GOAL: In the text on the company's debt and credit facilities below, how much additional borrowing capacity was available to the Company as of June 30, 2002?

SELECTED TEXT:

****************

The majority of our debt is due in the year 2004 and beyond. Payments of
short-term obligations and other commitments are expected to be made from
operating cash flows. Long-term obligations are expected to be paid through
operating cash flows, refinancing of debt, joint venture partners or, if
necessary, additional debt and/or equity.

BANK FACILITY

At January 1, 2002, the Company had revolving credit and letter of credit
facilities (collectively, the "Bank Facility"), which provided us with borrowing
capacity of $1.853 billion. The Bank Facility consisted of a five-year
$1.525 billion revolving credit and letter of credit facility maturing in 2004
and a separate $328 million revolving credit facility, which is renewable
annually at the borrower's and lenders' options. On April 25, 2002, the 364-day
facility was renewed and the available borrowing capacity of that facility was
increased from $328 million to $332 million, providing a total borrowing
capacity of $1.857 billion pursuant to our Bank Facility. As of June 30, 2002,
the Bank Facility bears interest based upon 80 basis points over LIBOR for
current borrowings under the five-year facility and 85 basis points over LIBOR
for the 364-day facility. In addition, there is a facility fee for borrowed and
unborrowed amounts, which is currently 20 basis points on the five-year facility
and 15 basis points on the 364-day facility. The interest rate and facility fee
are based on our current debt ratings and leverage ratio and may change as our
debt ratings or leverage ratio change. There are options on each facility to
borrow based on the prime rate. As of June 30, 2002, $1.175 billion in
borrowings were outstanding under the Bank Facility with an additional
$88.8 million committed to back letters of credit. After consideration of these
borrowings and the impact of the increased capacity available to us under the
364-day facility, $593.2 million of additional borrowing capacity was available
to the Company as of June 30, 2002.

COMMERCIAL PAPER

To provide the Company with cost-effective borrowing flexibility, we have a
$200 million Commercial Paper program that is used to borrow funds for general
corporate purposes. Although the debt instruments are short-term in tenor, they
are classified as long-term debt because the Commercial Paper is backed by our
Bank Facility and we have committed to keep available capacity under our Bank
Facility in an amount equal to or greater than amounts borrowed under this
program. At June 30, 2002, $80 million was outstanding under this program.

****************

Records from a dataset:
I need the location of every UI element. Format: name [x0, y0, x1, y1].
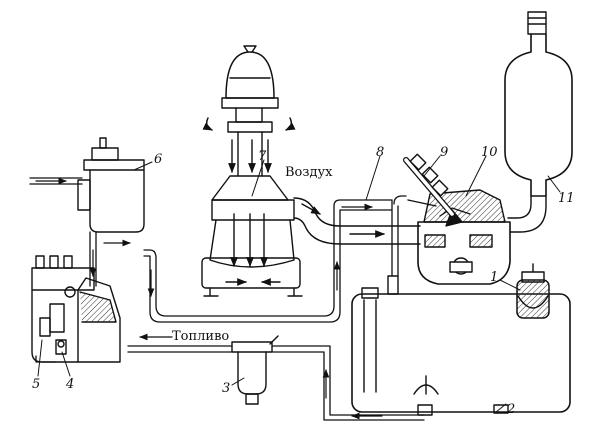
exhaust-muffler	[504, 11, 573, 233]
leader-lines	[37, 155, 561, 413]
callout-8: 8	[376, 145, 385, 160]
fuel-lines	[29, 177, 425, 421]
engine-cylinder-head	[417, 189, 511, 285]
callout-11: 11	[558, 191, 575, 206]
callout-6: 6	[154, 152, 163, 167]
callout-9: 9	[440, 145, 449, 160]
flow-arrows	[35, 177, 383, 420]
injection-pump	[31, 255, 121, 363]
callout-2: 2	[507, 402, 516, 417]
filler-cap	[516, 263, 550, 319]
callout-1: 1	[490, 270, 499, 285]
callout-10: 10	[481, 145, 498, 160]
callout-4: 4	[66, 377, 75, 392]
callout-7: 7	[258, 149, 267, 164]
coarse-fuel-filter	[231, 335, 279, 405]
callout-3: 3	[222, 381, 231, 396]
air-intake-duct	[293, 197, 421, 245]
air-cleaner	[201, 45, 303, 297]
callout-5: 5	[32, 377, 41, 392]
injector	[403, 153, 455, 217]
priming-pump	[55, 339, 67, 355]
fine-fuel-filter	[77, 137, 145, 233]
fuel-tank	[351, 275, 571, 416]
air-label: Воздух	[285, 165, 333, 180]
fuel-label: Топливо	[172, 329, 230, 344]
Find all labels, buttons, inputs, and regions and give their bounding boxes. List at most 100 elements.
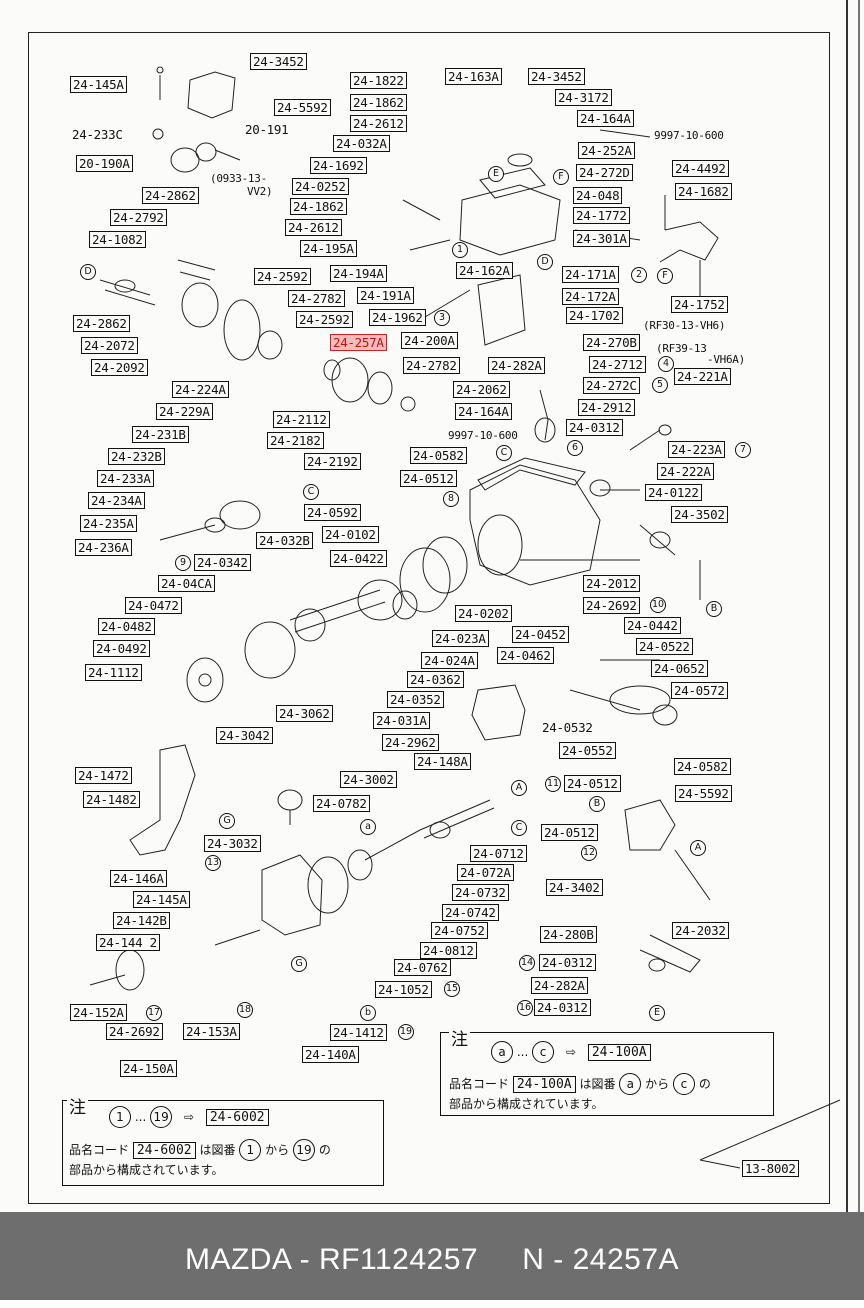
note-circle: a — [619, 1073, 642, 1095]
part-label: 24-0422 — [330, 550, 387, 567]
part-label: 24-0452 — [512, 626, 569, 643]
part-label: 24-231B — [132, 426, 189, 443]
page-edge — [858, 0, 860, 1212]
part-label: 24-023A — [432, 630, 489, 647]
note-text: 品名コード 24-100A は図番 a から c の — [449, 1073, 711, 1095]
part-label: 24-0512 — [400, 470, 457, 487]
part-label: 9997-10-600 — [654, 129, 724, 142]
part-label: 24-0532 — [542, 720, 593, 735]
separator: - — [290, 1243, 320, 1276]
note-text-part: の — [698, 1077, 711, 1091]
part-label: 24-224A — [172, 381, 229, 398]
part-label: 24-233C — [72, 127, 123, 142]
note-text-part: は図番 — [199, 1143, 236, 1157]
part-label: 24-194A — [330, 265, 387, 282]
part-label: 24-233A — [97, 470, 154, 487]
part-label: 24-1692 — [310, 157, 367, 174]
part-label: 24-0742 — [442, 904, 499, 921]
part-label: 24-072A — [457, 864, 514, 881]
note-circle: c — [532, 1041, 555, 1063]
note-text: 部品から構成されています。 — [69, 1163, 224, 1177]
part-label: 24-2862 — [142, 187, 199, 204]
part-label: 24-0752 — [431, 922, 488, 939]
note-text-part: から — [645, 1077, 670, 1091]
part-label: 24-145A — [133, 891, 190, 908]
note-circle: 1 — [239, 1139, 262, 1161]
note-circle: 1 — [109, 1106, 131, 1128]
part-label: 24-1482 — [83, 791, 140, 808]
part-label: 24-2192 — [304, 453, 361, 470]
part-label: 24-0352 — [387, 691, 444, 708]
part-label: 24-0582 — [410, 447, 467, 464]
part-footer-banner: MAZDA - RF1124257 N - 24257A — [0, 1212, 864, 1300]
part-label: 24-1862 — [290, 198, 347, 215]
part-label: 24-032A — [333, 135, 390, 152]
parts-diagram-sheet: 24-145A 24-3452 24-5592 24-233C 20-191 2… — [28, 0, 860, 1212]
part-label: 24-164A — [455, 403, 512, 420]
note-result: 24-100A — [587, 1044, 651, 1061]
part-label: 24-0122 — [645, 484, 702, 501]
part-label: 24-152A — [70, 1004, 127, 1021]
diagram-code: 24257A — [572, 1243, 680, 1276]
note-formula: a ... c ⇨ 24-100A — [491, 1041, 651, 1063]
note-text: 品名コード 24-6002 は図番 1 から 19 の — [69, 1139, 331, 1161]
part-label: 24-1112 — [85, 664, 142, 681]
connector-marker: D — [537, 254, 553, 270]
connector-marker: F — [553, 169, 569, 185]
part-label: 24-4492 — [672, 160, 729, 177]
part-label: 24-024A — [421, 652, 478, 669]
part-label: 24-2782 — [288, 290, 345, 307]
part-label: 24-222A — [657, 463, 714, 480]
part-label: 24-301A — [573, 230, 630, 247]
part-label: 24-0312 — [534, 999, 591, 1016]
part-label: 24-0812 — [420, 942, 477, 959]
part-label: 24-031A — [373, 712, 430, 729]
diagram-reference: 13-8002 — [742, 1160, 799, 1177]
part-label: 24-2792 — [110, 209, 167, 226]
part-label: 24-1752 — [671, 296, 728, 313]
part-label: 24-144 2 — [96, 934, 160, 951]
part-label: 24-282A — [488, 357, 545, 374]
part-label: 24-162A — [456, 262, 513, 279]
part-label: 24-1082 — [89, 231, 146, 248]
part-label: 24-191A — [357, 287, 414, 304]
note-text-part: の — [318, 1143, 331, 1157]
bracket-part — [187, 71, 236, 119]
part-label: 24-234A — [88, 492, 145, 509]
part-label: 24-2092 — [91, 359, 148, 376]
part-label: 24-1412 — [330, 1024, 387, 1041]
part-label: 24-1772 — [573, 207, 630, 224]
part-label: 24-3032 — [204, 835, 261, 852]
connector-marker: B — [706, 601, 722, 617]
part-label: 24-0462 — [497, 647, 554, 664]
part-label: 24-2962 — [382, 734, 439, 751]
part-label: 24-272D — [576, 164, 633, 181]
note-code: 24-100A — [512, 1076, 576, 1093]
part-label: 24-0572 — [671, 682, 728, 699]
part-label: 24-0762 — [394, 959, 451, 976]
part-label: 24-0522 — [636, 638, 693, 655]
part-number: RF1124257 — [319, 1243, 479, 1276]
note-text-part: 品名コード — [69, 1143, 130, 1157]
note-circle: c — [672, 1073, 695, 1095]
part-label: 24-270B — [583, 334, 640, 351]
note-text-part: から — [265, 1143, 290, 1157]
part-label: 24-200A — [401, 332, 458, 349]
part-label: 24-048 — [573, 187, 623, 204]
part-label: 24-1682 — [675, 183, 732, 200]
part-label: VV2) — [247, 185, 273, 198]
housing-part — [459, 184, 561, 256]
part-label: 24-2012 — [583, 575, 640, 592]
index-marker: 10 — [650, 597, 666, 613]
note-text-part: 品名コード — [449, 1077, 510, 1091]
part-label: 24-2612 — [350, 115, 407, 132]
part-label: 24-221A — [674, 368, 731, 385]
assembly-note-left: 注 1 ... 19 ⇨ 24-6002 品名コード 24-6002 は図番 1… — [62, 1093, 384, 1186]
connector-marker: b — [360, 1005, 376, 1021]
part-label: 24-171A — [562, 266, 619, 283]
part-label: 24-0782 — [313, 795, 370, 812]
connector-marker: a — [360, 819, 376, 835]
part-label: 24-1472 — [75, 767, 132, 784]
separator: N - — [478, 1243, 573, 1276]
part-label: 24-153A — [183, 1023, 240, 1040]
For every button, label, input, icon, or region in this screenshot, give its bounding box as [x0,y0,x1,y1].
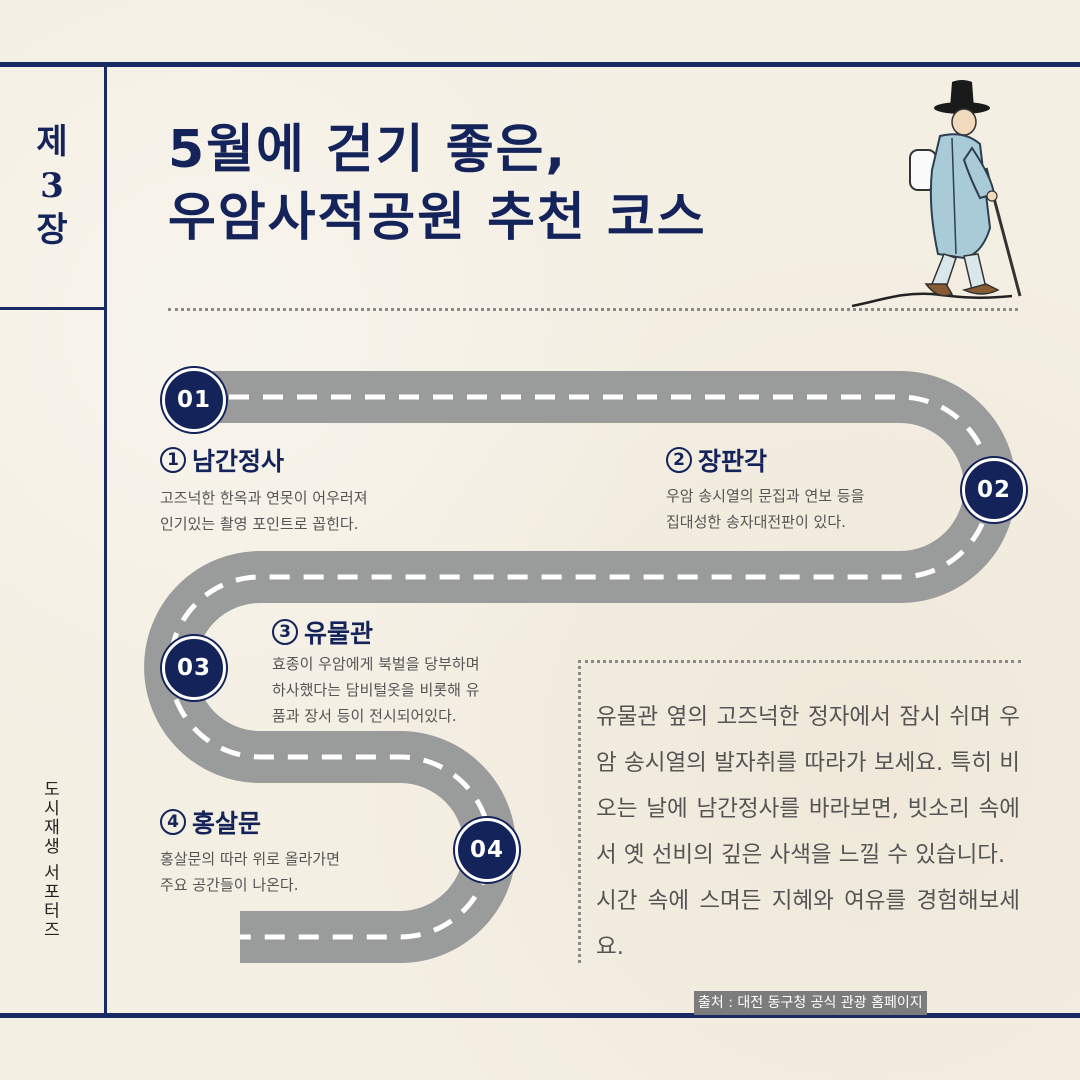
stop-1-name: 남간정사 [192,447,285,476]
stop-badge-1: 01 [162,368,226,432]
stop-3-number: 3 [272,619,298,645]
source-credit: 출처 : 대전 동구청 공식 관광 홈페이지 [694,991,927,1015]
stop-1-description: 고즈넉한 한옥과 연못이 어우러져 인기있는 촬영 포인트로 꼽힌다. [160,485,368,537]
chapter-label: 제 3 장 [0,120,104,252]
stop-4-desc-line: 홍살문의 따라 위로 올라가면 [160,850,340,868]
stop-1-number: 1 [160,447,186,473]
stop-4-description: 홍살문의 따라 위로 올라가면 주요 공간들이 나온다. [160,846,340,898]
stop-3-title: 3 유물관 [272,614,373,650]
note-paragraph-2: 시간 속에 스며든 지혜와 여유를 경험해보세요. [596,888,1020,960]
stop-2-name: 장판각 [698,447,768,476]
chapter-line-3: 장 [36,210,68,250]
frame-vertical-rule [104,67,107,1013]
note-dotted-frame [578,660,1021,963]
stop-3-description: 효종이 우암에게 북벌을 당부하며 하사했다는 담비털옷을 비롯해 유 품과 장… [272,651,480,729]
page-title: 5월에 걷기 좋은, 우암사적공원 추천 코스 [168,116,707,252]
stop-badge-3: 03 [162,636,226,700]
stop-4-name: 홍살문 [192,809,262,838]
frame-bottom-rule [0,1013,1080,1018]
frame-chapter-divider [0,307,107,310]
stop-4-title: 4 홍살문 [160,804,261,840]
title-line-2: 우암사적공원 추천 코스 [168,188,707,248]
scholar-walking-illustration [852,80,1022,308]
stop-4-number: 4 [160,809,186,835]
brand-vertical-text: 도시재생 서포터즈 [39,780,60,940]
stop-1-desc-line: 고즈넉한 한옥과 연못이 어우러져 [160,489,368,507]
chapter-line-2: 3 [40,166,64,206]
header-dotted-divider [168,308,1018,311]
stop-1-desc-line: 인기있는 촬영 포인트로 꼽힌다. [160,515,359,533]
stop-4-desc-line: 주요 공간들이 나온다. [160,876,299,894]
stop-2-number: 2 [666,447,692,473]
note-paragraph-1: 유물관 옆의 고즈넉한 정자에서 잠시 쉬며 우암 송시열의 발자취를 따라가 … [596,704,1020,868]
stop-3-desc-line: 효종이 우암에게 북벌을 당부하며 [272,655,480,673]
stop-badge-4: 04 [455,818,519,882]
stop-2-description: 우암 송시열의 문집과 연보 등을 집대성한 송자대전판이 있다. [666,483,864,535]
stop-3-name: 유물관 [304,619,374,648]
stop-1-title: 1 남간정사 [160,442,284,478]
frame-top-rule [0,62,1080,67]
stop-badge-2: 02 [962,458,1026,522]
title-line-1: 5월에 걷기 좋은, [168,120,568,180]
stop-3-desc-line: 품과 장서 등이 전시되어있다. [272,707,457,725]
stop-2-desc-line: 우암 송시열의 문집과 연보 등을 [666,487,865,505]
stop-3-desc-line: 하사했다는 담비털옷을 비롯해 유 [272,681,480,699]
note-text: 유물관 옆의 고즈넉한 정자에서 잠시 쉬며 우암 송시열의 발자취를 따라가 … [596,694,1020,970]
stop-2-desc-line: 집대성한 송자대전판이 있다. [666,513,846,531]
chapter-line-1: 제 [36,122,68,162]
stop-2-title: 2 장판각 [666,442,767,478]
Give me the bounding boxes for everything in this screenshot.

****************

EXERCISE RESPONSE: $593.2 million